## Aim
Answer with a single number: the count of lines that hold "определять".

## Provided records
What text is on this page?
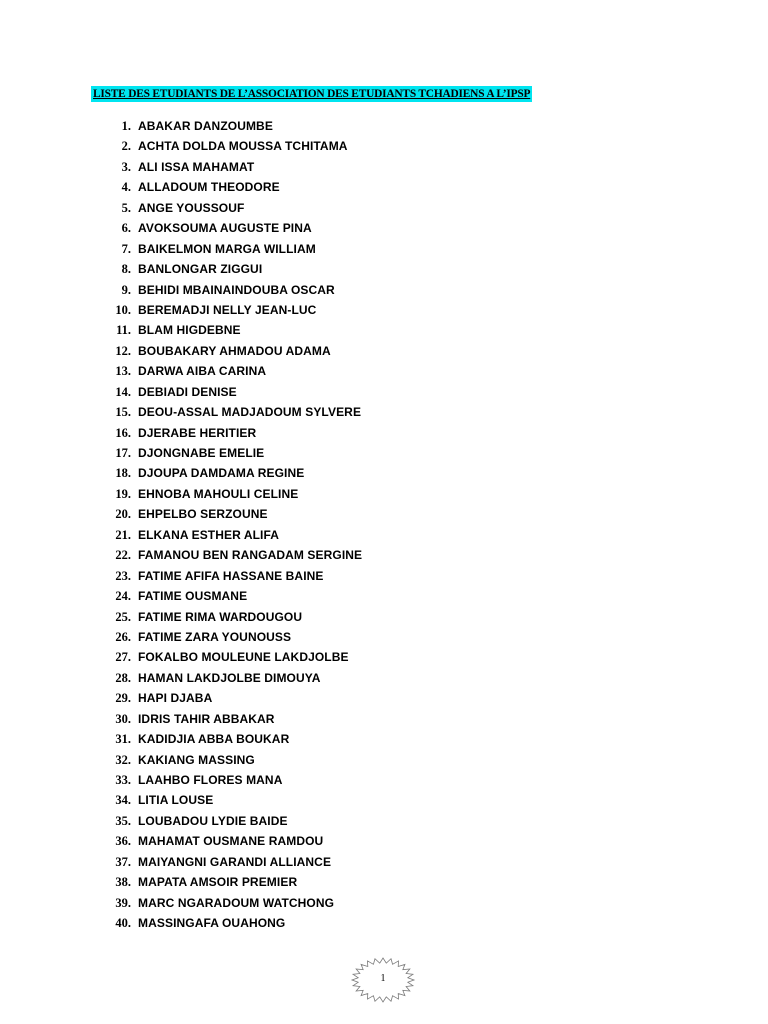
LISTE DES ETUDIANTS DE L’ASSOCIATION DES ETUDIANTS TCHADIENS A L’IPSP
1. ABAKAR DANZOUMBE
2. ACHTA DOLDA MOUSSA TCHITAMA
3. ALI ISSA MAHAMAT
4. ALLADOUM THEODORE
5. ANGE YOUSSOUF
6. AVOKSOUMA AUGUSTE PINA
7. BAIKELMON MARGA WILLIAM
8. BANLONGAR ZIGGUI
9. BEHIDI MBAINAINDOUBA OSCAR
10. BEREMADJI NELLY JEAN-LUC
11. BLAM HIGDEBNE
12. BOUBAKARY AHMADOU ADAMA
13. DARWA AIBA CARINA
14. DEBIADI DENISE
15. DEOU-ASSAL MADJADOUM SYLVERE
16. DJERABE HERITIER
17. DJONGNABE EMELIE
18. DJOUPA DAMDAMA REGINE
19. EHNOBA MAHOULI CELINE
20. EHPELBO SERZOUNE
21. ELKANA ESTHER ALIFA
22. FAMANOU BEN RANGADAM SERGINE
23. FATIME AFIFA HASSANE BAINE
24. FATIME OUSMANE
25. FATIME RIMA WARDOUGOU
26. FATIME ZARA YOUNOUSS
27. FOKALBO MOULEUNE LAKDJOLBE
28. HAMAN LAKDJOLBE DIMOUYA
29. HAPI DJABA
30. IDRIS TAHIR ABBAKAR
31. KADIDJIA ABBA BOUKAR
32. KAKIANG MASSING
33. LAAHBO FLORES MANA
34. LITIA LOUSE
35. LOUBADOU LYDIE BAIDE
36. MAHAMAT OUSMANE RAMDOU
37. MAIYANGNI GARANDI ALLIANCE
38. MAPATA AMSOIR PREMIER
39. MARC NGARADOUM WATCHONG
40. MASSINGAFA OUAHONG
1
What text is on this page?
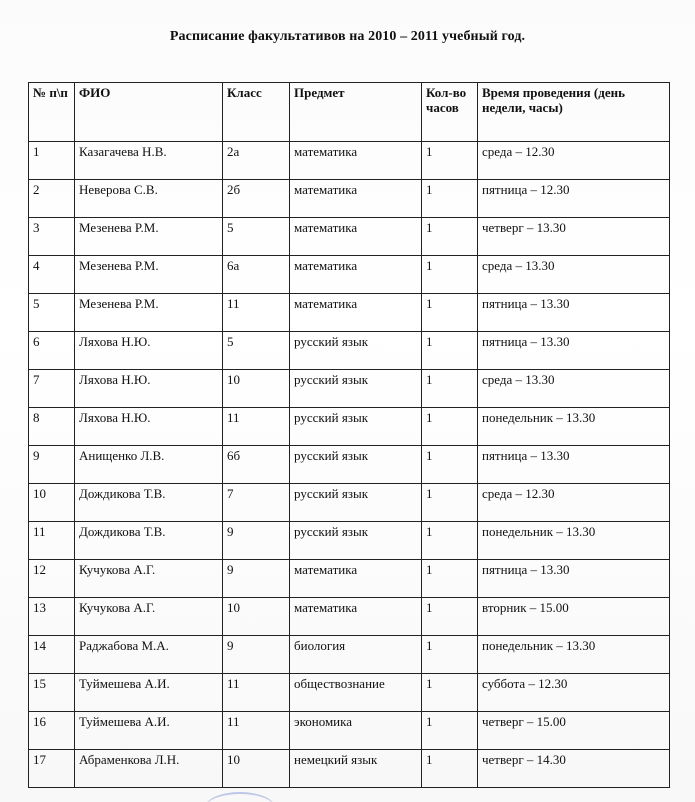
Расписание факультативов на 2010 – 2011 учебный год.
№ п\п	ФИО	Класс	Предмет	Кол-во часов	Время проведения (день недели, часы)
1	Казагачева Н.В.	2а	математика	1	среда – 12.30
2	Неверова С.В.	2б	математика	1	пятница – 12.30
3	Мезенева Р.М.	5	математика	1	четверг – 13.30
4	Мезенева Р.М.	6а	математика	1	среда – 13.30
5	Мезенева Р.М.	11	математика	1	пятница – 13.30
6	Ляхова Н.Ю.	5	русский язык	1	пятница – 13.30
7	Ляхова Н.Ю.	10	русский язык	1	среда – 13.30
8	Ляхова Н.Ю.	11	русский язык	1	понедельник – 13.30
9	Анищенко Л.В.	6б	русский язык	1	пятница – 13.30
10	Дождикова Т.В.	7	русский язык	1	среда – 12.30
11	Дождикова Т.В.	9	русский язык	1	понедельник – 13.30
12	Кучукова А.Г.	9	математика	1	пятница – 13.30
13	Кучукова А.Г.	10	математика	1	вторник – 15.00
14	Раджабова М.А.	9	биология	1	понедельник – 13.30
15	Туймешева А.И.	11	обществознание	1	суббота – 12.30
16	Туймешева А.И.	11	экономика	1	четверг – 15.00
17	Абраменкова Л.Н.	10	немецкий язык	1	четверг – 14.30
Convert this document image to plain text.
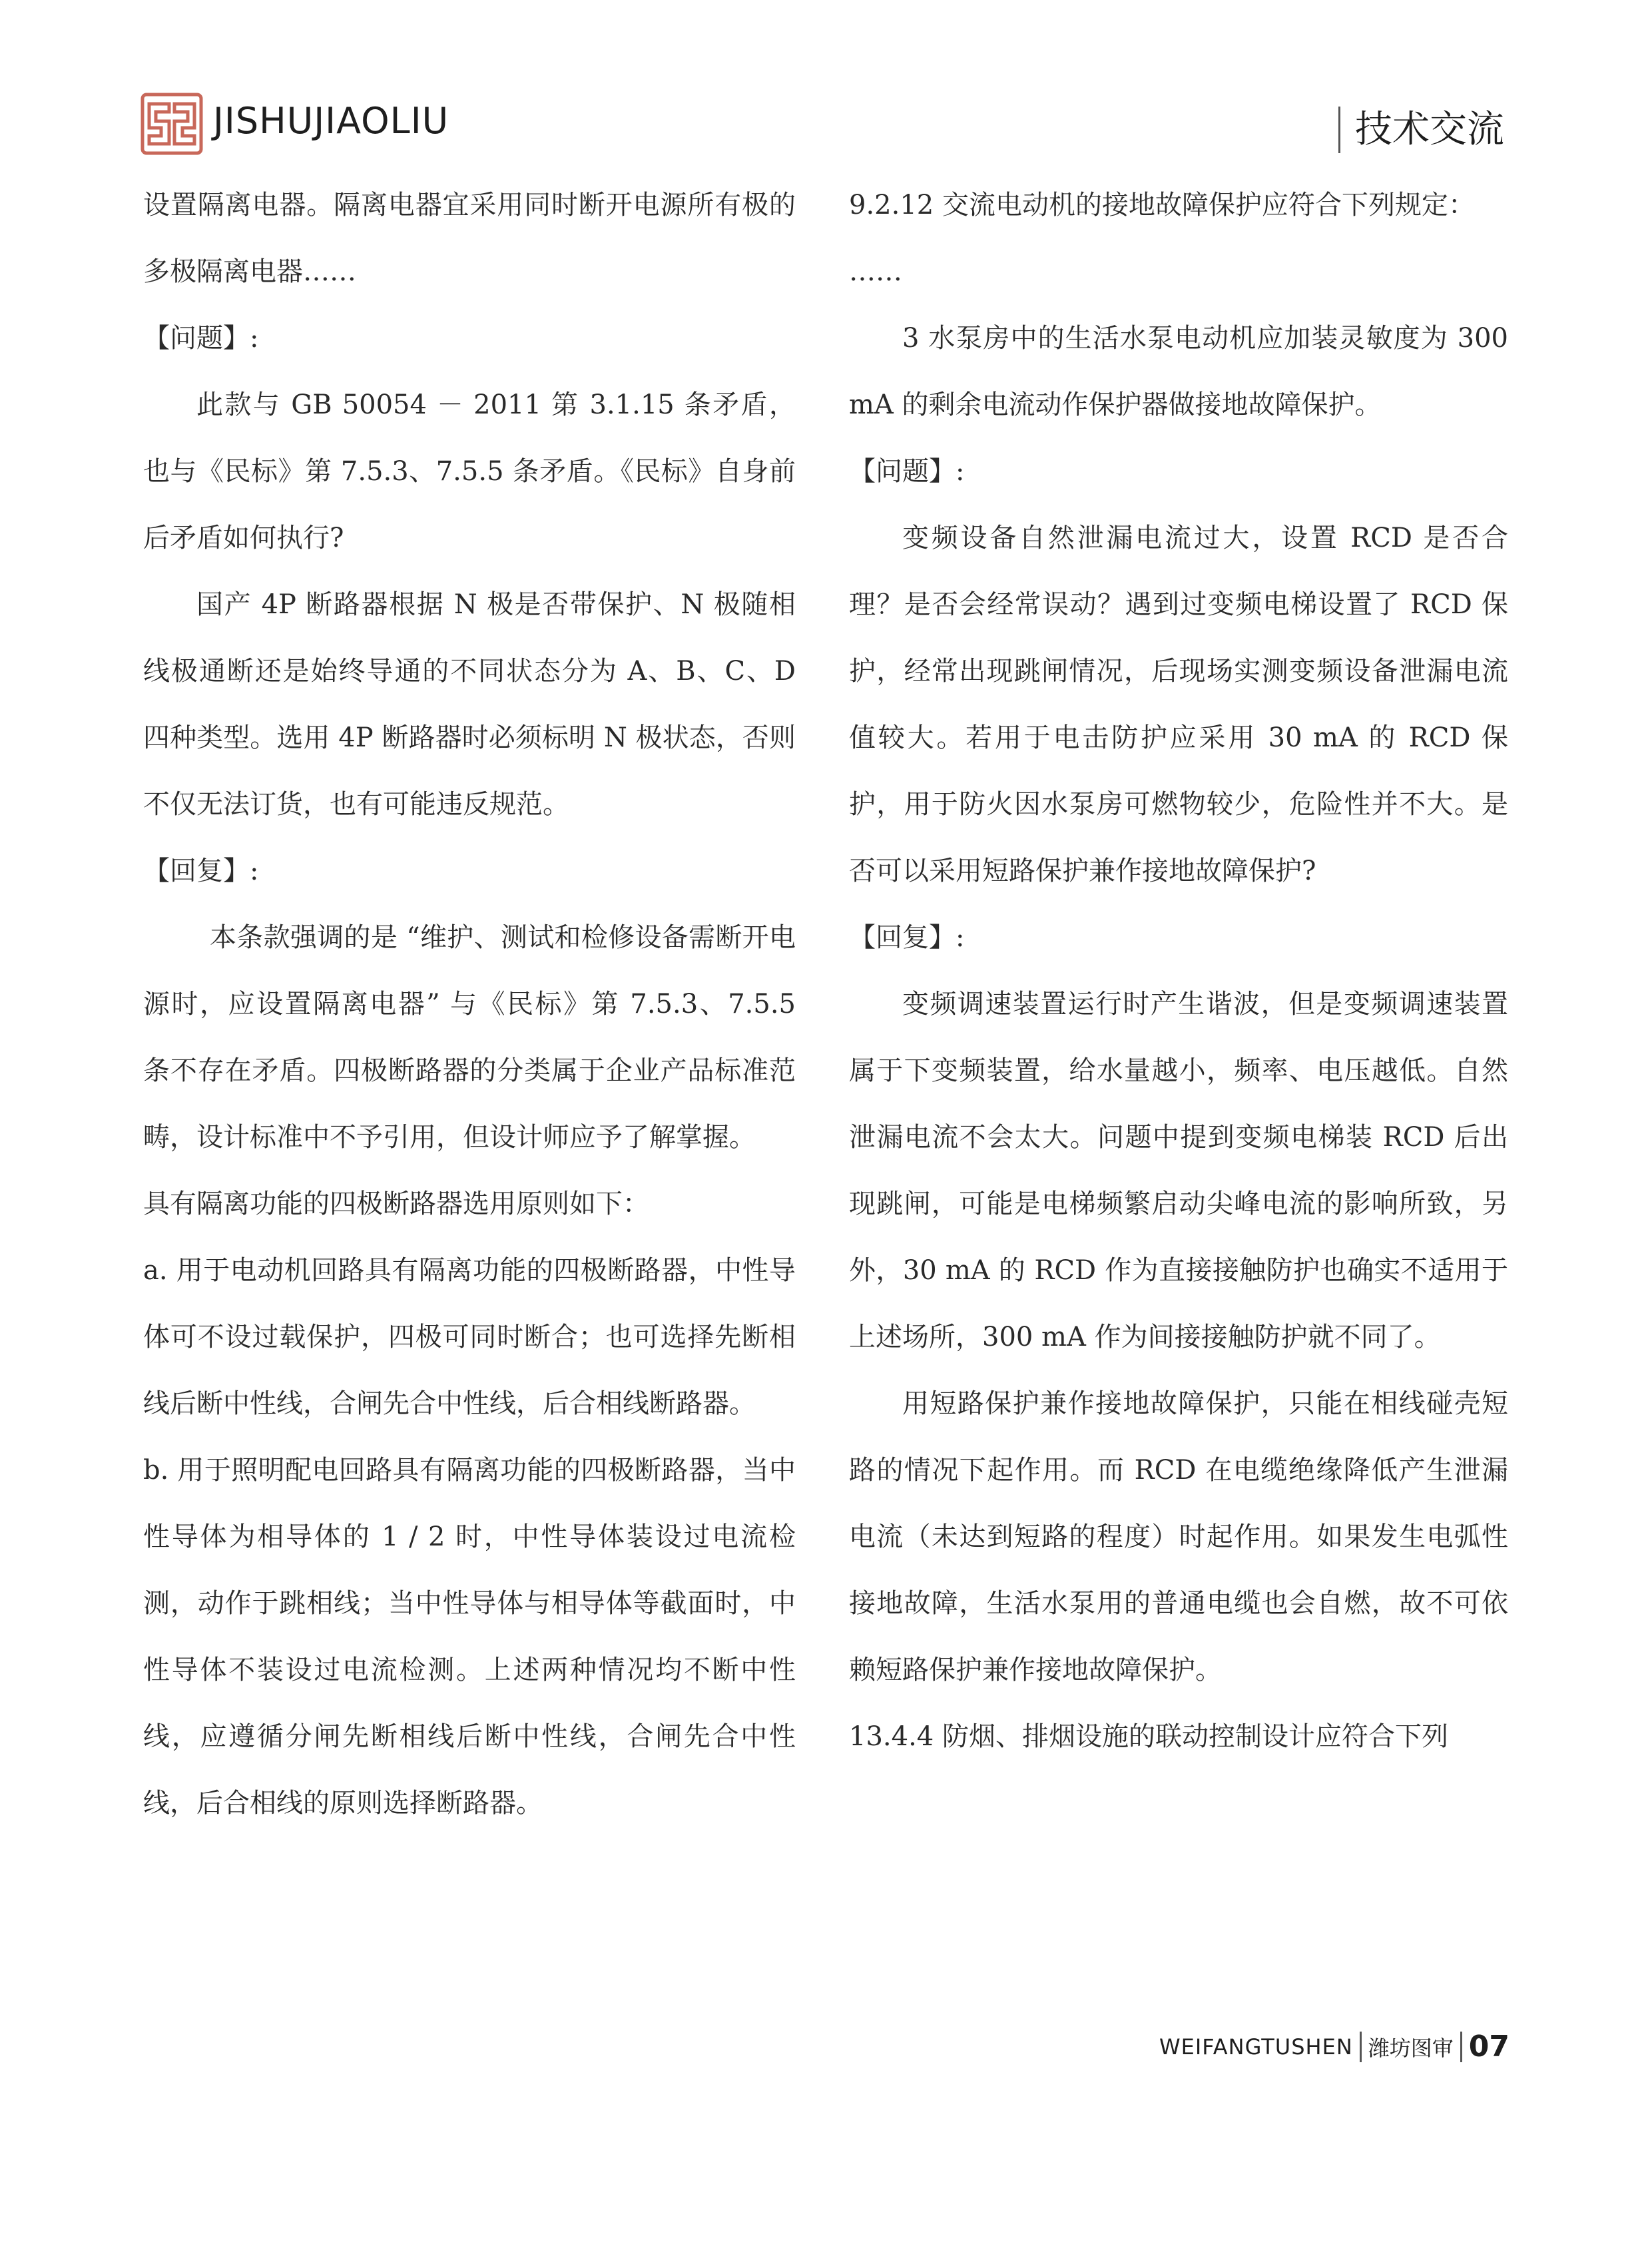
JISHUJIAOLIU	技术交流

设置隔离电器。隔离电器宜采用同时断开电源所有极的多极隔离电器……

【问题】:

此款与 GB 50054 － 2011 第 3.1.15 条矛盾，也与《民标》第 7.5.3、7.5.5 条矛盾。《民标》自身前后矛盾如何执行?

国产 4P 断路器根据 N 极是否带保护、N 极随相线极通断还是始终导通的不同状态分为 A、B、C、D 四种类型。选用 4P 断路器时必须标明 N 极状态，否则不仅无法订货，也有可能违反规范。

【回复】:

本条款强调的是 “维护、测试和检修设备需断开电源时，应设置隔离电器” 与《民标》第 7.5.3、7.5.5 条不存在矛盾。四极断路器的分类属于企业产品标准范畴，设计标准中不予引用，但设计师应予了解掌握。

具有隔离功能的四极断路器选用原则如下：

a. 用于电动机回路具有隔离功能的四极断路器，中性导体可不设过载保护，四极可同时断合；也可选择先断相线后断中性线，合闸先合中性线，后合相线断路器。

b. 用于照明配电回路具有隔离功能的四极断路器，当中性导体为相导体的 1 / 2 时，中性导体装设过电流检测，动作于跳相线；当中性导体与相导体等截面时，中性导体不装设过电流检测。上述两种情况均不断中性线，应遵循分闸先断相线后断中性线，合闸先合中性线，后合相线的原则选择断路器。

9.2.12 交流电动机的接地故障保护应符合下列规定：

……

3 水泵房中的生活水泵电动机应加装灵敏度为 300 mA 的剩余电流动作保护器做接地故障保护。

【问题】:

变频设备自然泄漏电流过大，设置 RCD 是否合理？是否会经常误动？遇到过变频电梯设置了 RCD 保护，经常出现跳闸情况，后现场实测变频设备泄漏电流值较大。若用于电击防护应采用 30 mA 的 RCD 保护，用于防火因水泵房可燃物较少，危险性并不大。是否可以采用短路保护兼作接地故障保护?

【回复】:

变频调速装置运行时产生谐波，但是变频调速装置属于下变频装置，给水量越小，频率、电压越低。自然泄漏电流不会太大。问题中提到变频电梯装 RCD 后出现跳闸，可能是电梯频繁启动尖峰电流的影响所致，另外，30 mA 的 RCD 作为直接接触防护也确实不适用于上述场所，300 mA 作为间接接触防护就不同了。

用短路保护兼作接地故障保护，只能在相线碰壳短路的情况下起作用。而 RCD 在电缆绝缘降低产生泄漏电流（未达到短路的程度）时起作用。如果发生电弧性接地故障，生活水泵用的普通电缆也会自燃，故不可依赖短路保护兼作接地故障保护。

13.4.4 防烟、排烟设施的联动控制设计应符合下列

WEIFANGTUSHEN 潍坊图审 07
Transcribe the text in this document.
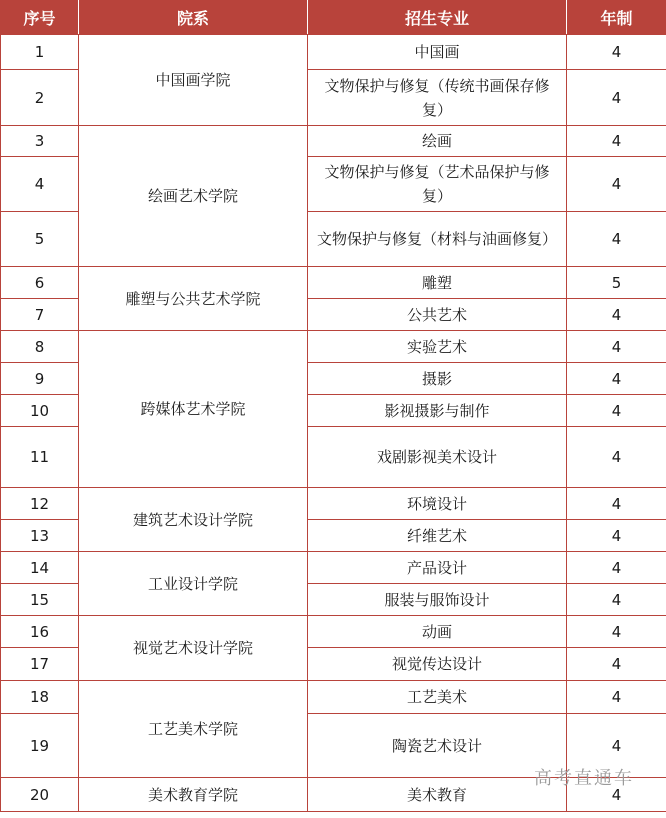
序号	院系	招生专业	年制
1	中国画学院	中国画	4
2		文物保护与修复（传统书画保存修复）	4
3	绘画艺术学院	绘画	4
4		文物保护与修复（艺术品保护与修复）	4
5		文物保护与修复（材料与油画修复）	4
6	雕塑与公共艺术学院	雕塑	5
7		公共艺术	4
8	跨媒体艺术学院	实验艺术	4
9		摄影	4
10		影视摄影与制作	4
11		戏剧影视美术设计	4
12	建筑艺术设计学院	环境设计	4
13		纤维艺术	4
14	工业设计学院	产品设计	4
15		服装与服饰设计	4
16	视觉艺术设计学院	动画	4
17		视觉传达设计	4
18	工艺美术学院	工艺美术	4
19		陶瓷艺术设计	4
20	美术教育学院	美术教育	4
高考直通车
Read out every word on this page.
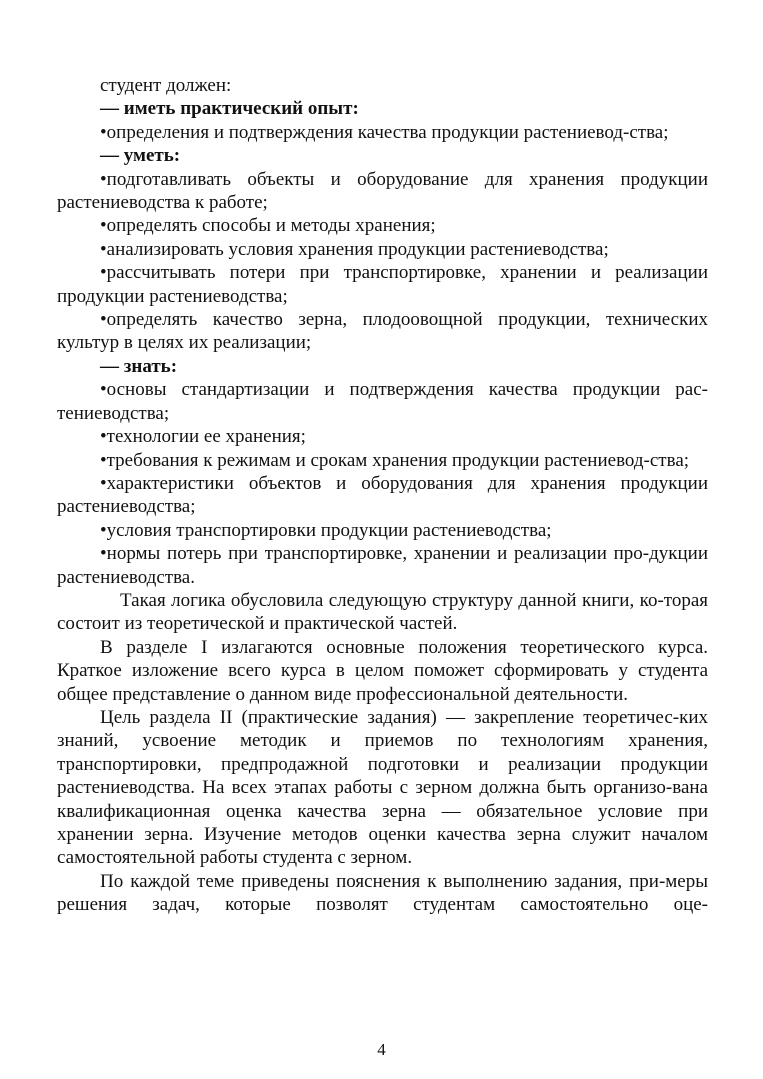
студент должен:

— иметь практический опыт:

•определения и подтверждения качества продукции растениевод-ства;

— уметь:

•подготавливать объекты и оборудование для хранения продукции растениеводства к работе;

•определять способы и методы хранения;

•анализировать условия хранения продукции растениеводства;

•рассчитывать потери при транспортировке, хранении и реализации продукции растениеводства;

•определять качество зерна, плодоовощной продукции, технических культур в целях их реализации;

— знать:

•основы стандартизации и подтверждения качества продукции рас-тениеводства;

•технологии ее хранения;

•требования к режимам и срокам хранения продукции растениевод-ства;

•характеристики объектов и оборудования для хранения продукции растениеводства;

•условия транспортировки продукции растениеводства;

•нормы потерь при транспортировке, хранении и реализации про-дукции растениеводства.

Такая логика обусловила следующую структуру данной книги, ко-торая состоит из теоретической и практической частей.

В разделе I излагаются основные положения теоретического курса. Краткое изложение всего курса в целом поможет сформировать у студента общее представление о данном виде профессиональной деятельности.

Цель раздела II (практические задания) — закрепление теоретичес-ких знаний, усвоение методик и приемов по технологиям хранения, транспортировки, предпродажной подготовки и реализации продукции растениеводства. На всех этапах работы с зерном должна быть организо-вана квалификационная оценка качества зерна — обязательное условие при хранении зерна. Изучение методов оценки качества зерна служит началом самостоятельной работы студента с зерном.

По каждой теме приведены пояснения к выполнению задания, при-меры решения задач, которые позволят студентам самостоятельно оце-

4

## Answer to this task
2